**Short exercise**
Output exactly the lines that run from the line with "Output a JSON" to the end of the material, both ends included, and no other lines.

**Source data**
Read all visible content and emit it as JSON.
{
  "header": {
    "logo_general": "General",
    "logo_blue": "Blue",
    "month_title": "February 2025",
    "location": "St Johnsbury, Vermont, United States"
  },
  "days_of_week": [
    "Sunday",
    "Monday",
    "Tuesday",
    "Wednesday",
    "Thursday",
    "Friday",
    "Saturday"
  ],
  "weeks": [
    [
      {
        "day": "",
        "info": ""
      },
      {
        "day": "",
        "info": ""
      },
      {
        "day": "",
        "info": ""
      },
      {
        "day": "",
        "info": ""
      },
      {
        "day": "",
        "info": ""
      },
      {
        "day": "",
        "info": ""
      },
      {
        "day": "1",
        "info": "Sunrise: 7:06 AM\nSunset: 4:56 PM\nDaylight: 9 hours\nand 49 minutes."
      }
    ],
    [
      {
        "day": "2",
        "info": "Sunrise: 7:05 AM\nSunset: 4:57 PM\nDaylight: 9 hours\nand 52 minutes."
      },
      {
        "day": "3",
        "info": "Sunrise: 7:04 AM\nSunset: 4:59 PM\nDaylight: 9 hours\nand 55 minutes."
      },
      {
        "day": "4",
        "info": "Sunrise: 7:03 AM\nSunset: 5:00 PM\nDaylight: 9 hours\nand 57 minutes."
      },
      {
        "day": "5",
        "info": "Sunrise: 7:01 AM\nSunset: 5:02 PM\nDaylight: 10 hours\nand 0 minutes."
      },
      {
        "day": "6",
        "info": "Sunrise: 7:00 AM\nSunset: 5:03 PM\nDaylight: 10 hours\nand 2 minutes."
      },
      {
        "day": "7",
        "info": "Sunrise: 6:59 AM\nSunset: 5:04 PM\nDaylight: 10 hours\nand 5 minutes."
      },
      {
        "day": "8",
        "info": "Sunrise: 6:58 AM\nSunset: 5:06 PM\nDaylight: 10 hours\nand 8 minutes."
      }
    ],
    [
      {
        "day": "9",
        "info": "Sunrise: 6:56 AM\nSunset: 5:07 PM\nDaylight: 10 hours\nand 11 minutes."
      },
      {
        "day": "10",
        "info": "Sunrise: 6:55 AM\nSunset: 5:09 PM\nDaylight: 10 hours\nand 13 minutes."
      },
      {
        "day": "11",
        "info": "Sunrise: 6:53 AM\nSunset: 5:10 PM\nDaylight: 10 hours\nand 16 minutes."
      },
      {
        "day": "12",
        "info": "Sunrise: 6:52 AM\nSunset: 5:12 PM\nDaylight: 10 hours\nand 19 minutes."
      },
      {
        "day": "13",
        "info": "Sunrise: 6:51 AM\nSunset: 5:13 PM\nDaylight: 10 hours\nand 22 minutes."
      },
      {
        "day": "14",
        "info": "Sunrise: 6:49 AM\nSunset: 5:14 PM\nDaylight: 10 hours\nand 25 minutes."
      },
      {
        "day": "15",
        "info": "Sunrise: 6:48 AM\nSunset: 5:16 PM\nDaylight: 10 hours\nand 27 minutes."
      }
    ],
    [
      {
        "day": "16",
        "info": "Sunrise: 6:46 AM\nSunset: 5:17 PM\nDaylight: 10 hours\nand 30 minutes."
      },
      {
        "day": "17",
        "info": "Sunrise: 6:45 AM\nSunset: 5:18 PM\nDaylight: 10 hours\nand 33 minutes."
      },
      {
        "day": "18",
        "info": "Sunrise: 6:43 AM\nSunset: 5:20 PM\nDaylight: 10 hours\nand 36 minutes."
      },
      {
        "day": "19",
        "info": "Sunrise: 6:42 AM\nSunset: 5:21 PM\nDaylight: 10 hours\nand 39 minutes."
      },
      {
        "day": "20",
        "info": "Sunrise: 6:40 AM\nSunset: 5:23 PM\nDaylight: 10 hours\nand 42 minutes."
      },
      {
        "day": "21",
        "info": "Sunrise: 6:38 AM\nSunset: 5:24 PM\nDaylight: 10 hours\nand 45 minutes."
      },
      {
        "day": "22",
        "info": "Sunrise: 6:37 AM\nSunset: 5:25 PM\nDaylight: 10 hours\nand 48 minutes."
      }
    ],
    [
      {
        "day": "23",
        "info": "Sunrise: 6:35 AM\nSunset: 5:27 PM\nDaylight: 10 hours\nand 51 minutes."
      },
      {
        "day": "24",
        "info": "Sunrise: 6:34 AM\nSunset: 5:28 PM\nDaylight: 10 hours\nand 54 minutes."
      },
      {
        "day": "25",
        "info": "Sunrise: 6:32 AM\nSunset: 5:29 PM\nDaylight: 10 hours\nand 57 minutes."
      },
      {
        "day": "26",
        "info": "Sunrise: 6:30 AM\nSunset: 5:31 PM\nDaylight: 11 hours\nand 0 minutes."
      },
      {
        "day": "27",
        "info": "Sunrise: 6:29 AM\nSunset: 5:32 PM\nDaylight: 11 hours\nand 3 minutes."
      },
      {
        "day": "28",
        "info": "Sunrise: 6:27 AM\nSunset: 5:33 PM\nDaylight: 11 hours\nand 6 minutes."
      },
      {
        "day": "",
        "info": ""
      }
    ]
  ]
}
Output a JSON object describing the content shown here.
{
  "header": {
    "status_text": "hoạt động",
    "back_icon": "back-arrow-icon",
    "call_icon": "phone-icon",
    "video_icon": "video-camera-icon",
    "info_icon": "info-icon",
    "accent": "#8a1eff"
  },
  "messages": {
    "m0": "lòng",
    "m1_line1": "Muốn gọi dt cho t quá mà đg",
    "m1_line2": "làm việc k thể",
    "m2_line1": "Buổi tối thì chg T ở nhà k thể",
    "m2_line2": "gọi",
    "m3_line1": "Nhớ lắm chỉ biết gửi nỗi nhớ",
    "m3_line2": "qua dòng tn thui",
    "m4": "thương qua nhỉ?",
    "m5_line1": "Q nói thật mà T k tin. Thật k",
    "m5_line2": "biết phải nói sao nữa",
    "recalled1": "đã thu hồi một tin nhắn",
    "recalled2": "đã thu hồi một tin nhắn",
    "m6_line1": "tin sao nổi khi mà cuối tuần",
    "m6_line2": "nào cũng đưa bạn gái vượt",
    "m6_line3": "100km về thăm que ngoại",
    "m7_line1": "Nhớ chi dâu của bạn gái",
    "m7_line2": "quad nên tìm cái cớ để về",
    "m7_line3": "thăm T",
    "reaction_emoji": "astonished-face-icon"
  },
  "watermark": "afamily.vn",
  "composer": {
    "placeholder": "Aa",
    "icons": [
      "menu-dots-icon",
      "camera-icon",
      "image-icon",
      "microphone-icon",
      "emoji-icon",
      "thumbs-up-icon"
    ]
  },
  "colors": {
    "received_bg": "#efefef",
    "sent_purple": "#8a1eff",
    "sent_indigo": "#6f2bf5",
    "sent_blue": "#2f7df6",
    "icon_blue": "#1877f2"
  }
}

**Final result**
Output a JSON object describing the content shown here.
{
  "header": {
    "status_text": "hoạt động",
    "back_icon": "back-arrow-icon",
    "call_icon": "phone-icon",
    "video_icon": "video-camera-icon",
    "info_icon": "info-icon",
    "accent": "#8a1eff"
  },
  "messages": {
    "m0": "lòng",
    "m1_line1": "Muốn gọi dt cho t quá mà đg",
    "m1_line2": "làm việc k thể",
    "m2_line1": "Buổi tối thì chg T ở nhà k thể",
    "m2_line2": "gọi",
    "m3_line1": "Nhớ lắm chỉ biết gửi nỗi nhớ",
    "m3_line2": "qua dòng tn thui",
    "m4": "thương qua nhỉ?",
    "m5_line1": "Q nói thật mà T k tin. Thật k",
    "m5_line2": "biết phải nói sao nữa",
    "recalled1": "đã thu hồi một tin nhắn",
    "recalled2": "đã thu hồi một tin nhắn",
    "m6_line1": "tin sao nổi khi mà cuối tuần",
    "m6_line2": "nào cũng đưa bạn gái vượt",
    "m6_line3": "100km về thăm que ngoại",
    "m7_line1": "Nhớ chi dâu của bạn gái",
    "m7_line2": "quad nên tìm cái cớ để về",
    "m7_line3": "thăm T",
    "reaction_emoji": "astonished-face-icon"
  },
  "watermark": "afamily.vn",
  "composer": {
    "placeholder": "Aa",
    "icons": [
      "menu-dots-icon",
      "camera-icon",
      "image-icon",
      "microphone-icon",
      "emoji-icon",
      "thumbs-up-icon"
    ]
  },
  "colors": {
    "received_bg": "#efefef",
    "sent_purple": "#8a1eff",
    "sent_indigo": "#6f2bf5",
    "sent_blue": "#2f7df6",
    "icon_blue": "#1877f2"
  }
}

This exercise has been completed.